**SET EXERCISE:**
Leaving out the pictures, please retype each record exactly.

**Figure content listings:**
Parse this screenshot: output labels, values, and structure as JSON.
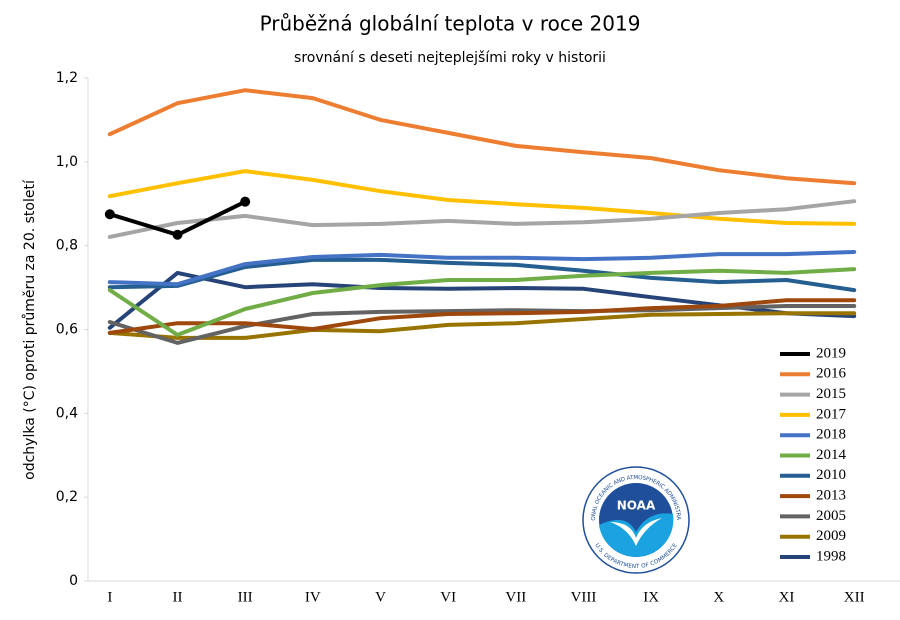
{
  "chart_data": {
    "type": "line",
    "title": "Průběžná globální teplota v roce 2019",
    "subtitle": "srovnání s deseti nejteplejšími roky v historii",
    "y_label": "odchylka (°C) oproti průměru za 20. století",
    "categories": [
      "I",
      "II",
      "III",
      "IV",
      "V",
      "VI",
      "VII",
      "VIII",
      "IX",
      "X",
      "XI",
      "XII"
    ],
    "ylim": [
      0,
      1.2
    ],
    "yticks": [
      0,
      {
        "value": 0.2,
        "label": "0,2"
      },
      {
        "value": 0.4,
        "label": "0,4"
      },
      {
        "value": 0.6,
        "label": "0,6"
      },
      {
        "value": 0.8,
        "label": "0,8"
      },
      {
        "value": 1.0,
        "label": "1,0"
      },
      {
        "value": 1.2,
        "label": "1,2"
      }
    ],
    "grid": false,
    "legend": "lower right",
    "logo": {
      "name": "NOAA",
      "outer_top": "NATIONAL OCEANIC AND ATMOSPHERIC ADMINISTRATION",
      "outer_bottom": "U.S. DEPARTMENT OF COMMERCE"
    },
    "series": [
      {
        "name": "2019",
        "color": "#000000",
        "marker": "circle",
        "values": [
          0.875,
          0.826,
          0.905,
          null,
          null,
          null,
          null,
          null,
          null,
          null,
          null,
          null
        ]
      },
      {
        "name": "2016",
        "color": "#ed7d31",
        "values": [
          1.066,
          1.14,
          1.171,
          1.152,
          1.1,
          1.069,
          1.038,
          1.023,
          1.009,
          0.98,
          0.961,
          0.949
        ]
      },
      {
        "name": "2015",
        "color": "#a5a5a5",
        "values": [
          0.821,
          0.854,
          0.871,
          0.849,
          0.852,
          0.859,
          0.852,
          0.856,
          0.864,
          0.878,
          0.887,
          0.906
        ]
      },
      {
        "name": "2017",
        "color": "#ffc000",
        "values": [
          0.918,
          0.949,
          0.978,
          0.957,
          0.93,
          0.909,
          0.899,
          0.89,
          0.878,
          0.864,
          0.854,
          0.852
        ]
      },
      {
        "name": "2018",
        "color": "#4472c4",
        "values": [
          0.713,
          0.708,
          0.756,
          0.773,
          0.778,
          0.771,
          0.771,
          0.768,
          0.771,
          0.78,
          0.78,
          0.785
        ]
      },
      {
        "name": "2014",
        "color": "#70ad47",
        "values": [
          0.694,
          0.587,
          0.649,
          0.687,
          0.706,
          0.718,
          0.718,
          0.728,
          0.735,
          0.74,
          0.735,
          0.744
        ]
      },
      {
        "name": "2010",
        "color": "#255e91",
        "values": [
          0.701,
          0.704,
          0.749,
          0.766,
          0.766,
          0.759,
          0.754,
          0.74,
          0.723,
          0.713,
          0.718,
          0.694
        ]
      },
      {
        "name": "2013",
        "color": "#9e480e",
        "values": [
          0.592,
          0.615,
          0.615,
          0.601,
          0.627,
          0.637,
          0.639,
          0.642,
          0.651,
          0.656,
          0.67,
          0.67
        ]
      },
      {
        "name": "2005",
        "color": "#636363",
        "values": [
          0.618,
          0.568,
          0.608,
          0.637,
          0.642,
          0.644,
          0.646,
          0.644,
          0.646,
          0.651,
          0.656,
          0.656
        ]
      },
      {
        "name": "2009",
        "color": "#997300",
        "values": [
          0.592,
          0.58,
          0.58,
          0.599,
          0.596,
          0.611,
          0.615,
          0.625,
          0.635,
          0.637,
          0.639,
          0.639
        ]
      },
      {
        "name": "1998",
        "color": "#264478",
        "values": [
          0.604,
          0.735,
          0.701,
          0.708,
          0.699,
          0.697,
          0.699,
          0.697,
          0.677,
          0.658,
          0.639,
          0.632
        ]
      }
    ]
  }
}
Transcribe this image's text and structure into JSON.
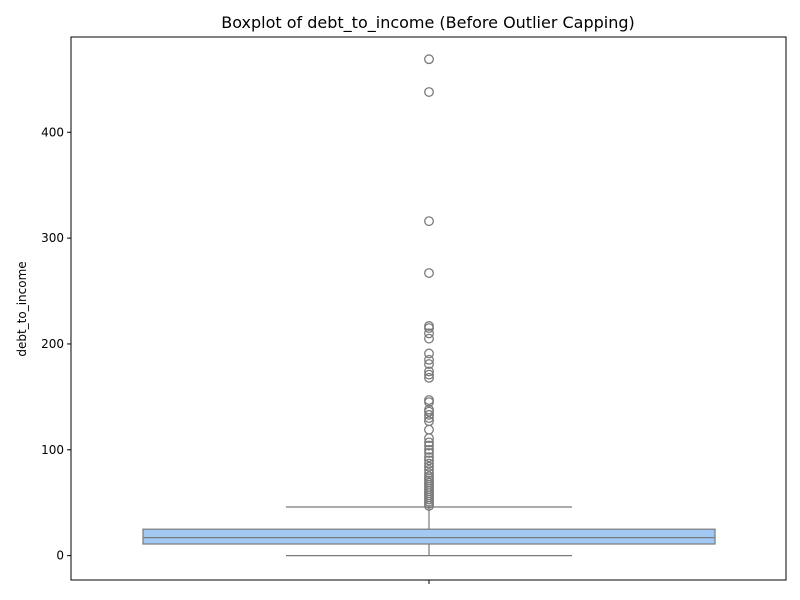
{
  "chart_data": {
    "type": "boxplot",
    "title": "Boxplot of debt_to_income (Before Outlier Capping)",
    "xlabel": "",
    "ylabel": "debt_to_income",
    "ylim": [
      -23,
      490
    ],
    "yticks": [
      0,
      100,
      200,
      300,
      400
    ],
    "grid": false,
    "box": {
      "whisker_low": 0,
      "q1": 11,
      "median": 17,
      "q3": 25,
      "whisker_high": 46
    },
    "outliers": [
      469,
      438,
      316,
      267,
      217,
      215,
      210,
      205,
      191,
      185,
      181,
      174,
      171,
      168,
      147,
      145,
      138,
      136,
      133,
      130,
      127,
      119,
      111,
      107,
      104,
      100,
      97,
      93,
      90,
      87,
      84,
      81,
      78,
      75,
      73,
      71,
      69,
      67,
      65,
      63,
      61,
      59,
      57,
      55,
      53,
      51,
      49,
      47
    ],
    "colors": {
      "box_fill": "#a1c9f4",
      "lines": "#7a7a7a",
      "outlier_edge": "#7a7a7a"
    }
  }
}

**RESPONSE:**
Parse this screenshot: output labels, values, and structure as JSON.
{
  "chart_data": {
    "type": "line",
    "title": "Průběžná globální teplota v roce 2019",
    "subtitle": "srovnání s deseti nejteplejšími roky v historii",
    "y_label": "odchylka (°C) oproti průměru za 20. století",
    "categories": [
      "I",
      "II",
      "III",
      "IV",
      "V",
      "VI",
      "VII",
      "VIII",
      "IX",
      "X",
      "XI",
      "XII"
    ],
    "ylim": [
      0,
      1.2
    ],
    "yticks": [
      0,
      {
        "value": 0.2,
        "label": "0,2"
      },
      {
        "value": 0.4,
        "label": "0,4"
      },
      {
        "value": 0.6,
        "label": "0,6"
      },
      {
        "value": 0.8,
        "label": "0,8"
      },
      {
        "value": 1.0,
        "label": "1,0"
      },
      {
        "value": 1.2,
        "label": "1,2"
      }
    ],
    "grid": false,
    "legend": "lower right",
    "logo": {
      "name": "NOAA",
      "outer_top": "NATIONAL OCEANIC AND ATMOSPHERIC ADMINISTRATION",
      "outer_bottom": "U.S. DEPARTMENT OF COMMERCE"
    },
    "series": [
      {
        "name": "2019",
        "color": "#000000",
        "marker": "circle",
        "values": [
          0.875,
          0.826,
          0.905,
          null,
          null,
          null,
          null,
          null,
          null,
          null,
          null,
          null
        ]
      },
      {
        "name": "2016",
        "color": "#ed7d31",
        "values": [
          1.066,
          1.14,
          1.171,
          1.152,
          1.1,
          1.069,
          1.038,
          1.023,
          1.009,
          0.98,
          0.961,
          0.949
        ]
      },
      {
        "name": "2015",
        "color": "#a5a5a5",
        "values": [
          0.821,
          0.854,
          0.871,
          0.849,
          0.852,
          0.859,
          0.852,
          0.856,
          0.864,
          0.878,
          0.887,
          0.906
        ]
      },
      {
        "name": "2017",
        "color": "#ffc000",
        "values": [
          0.918,
          0.949,
          0.978,
          0.957,
          0.93,
          0.909,
          0.899,
          0.89,
          0.878,
          0.864,
          0.854,
          0.852
        ]
      },
      {
        "name": "2018",
        "color": "#4472c4",
        "values": [
          0.713,
          0.708,
          0.756,
          0.773,
          0.778,
          0.771,
          0.771,
          0.768,
          0.771,
          0.78,
          0.78,
          0.785
        ]
      },
      {
        "name": "2014",
        "color": "#70ad47",
        "values": [
          0.694,
          0.587,
          0.649,
          0.687,
          0.706,
          0.718,
          0.718,
          0.728,
          0.735,
          0.74,
          0.735,
          0.744
        ]
      },
      {
        "name": "2010",
        "color": "#255e91",
        "values": [
          0.701,
          0.704,
          0.749,
          0.766,
          0.766,
          0.759,
          0.754,
          0.74,
          0.723,
          0.713,
          0.718,
          0.694
        ]
      },
      {
        "name": "2013",
        "color": "#9e480e",
        "values": [
          0.592,
          0.615,
          0.615,
          0.601,
          0.627,
          0.637,
          0.639,
          0.642,
          0.651,
          0.656,
          0.67,
          0.67
        ]
      },
      {
        "name": "2005",
        "color": "#636363",
        "values": [
          0.618,
          0.568,
          0.608,
          0.637,
          0.642,
          0.644,
          0.646,
          0.644,
          0.646,
          0.651,
          0.656,
          0.656
        ]
      },
      {
        "name": "2009",
        "color": "#997300",
        "values": [
          0.592,
          0.58,
          0.58,
          0.599,
          0.596,
          0.611,
          0.615,
          0.625,
          0.635,
          0.637,
          0.639,
          0.639
        ]
      },
      {
        "name": "1998",
        "color": "#264478",
        "values": [
          0.604,
          0.735,
          0.701,
          0.708,
          0.699,
          0.697,
          0.699,
          0.697,
          0.677,
          0.658,
          0.639,
          0.632
        ]
      }
    ]
  }
}
Transcribe this image's text and structure into JSON.
{
  "chart_data": {
    "type": "boxplot",
    "title": "Boxplot of debt_to_income (Before Outlier Capping)",
    "xlabel": "",
    "ylabel": "debt_to_income",
    "ylim": [
      -23,
      490
    ],
    "yticks": [
      0,
      100,
      200,
      300,
      400
    ],
    "grid": false,
    "box": {
      "whisker_low": 0,
      "q1": 11,
      "median": 17,
      "q3": 25,
      "whisker_high": 46
    },
    "outliers": [
      469,
      438,
      316,
      267,
      217,
      215,
      210,
      205,
      191,
      185,
      181,
      174,
      171,
      168,
      147,
      145,
      138,
      136,
      133,
      130,
      127,
      119,
      111,
      107,
      104,
      100,
      97,
      93,
      90,
      87,
      84,
      81,
      78,
      75,
      73,
      71,
      69,
      67,
      65,
      63,
      61,
      59,
      57,
      55,
      53,
      51,
      49,
      47
    ],
    "colors": {
      "box_fill": "#a1c9f4",
      "lines": "#7a7a7a",
      "outlier_edge": "#7a7a7a"
    }
  }
}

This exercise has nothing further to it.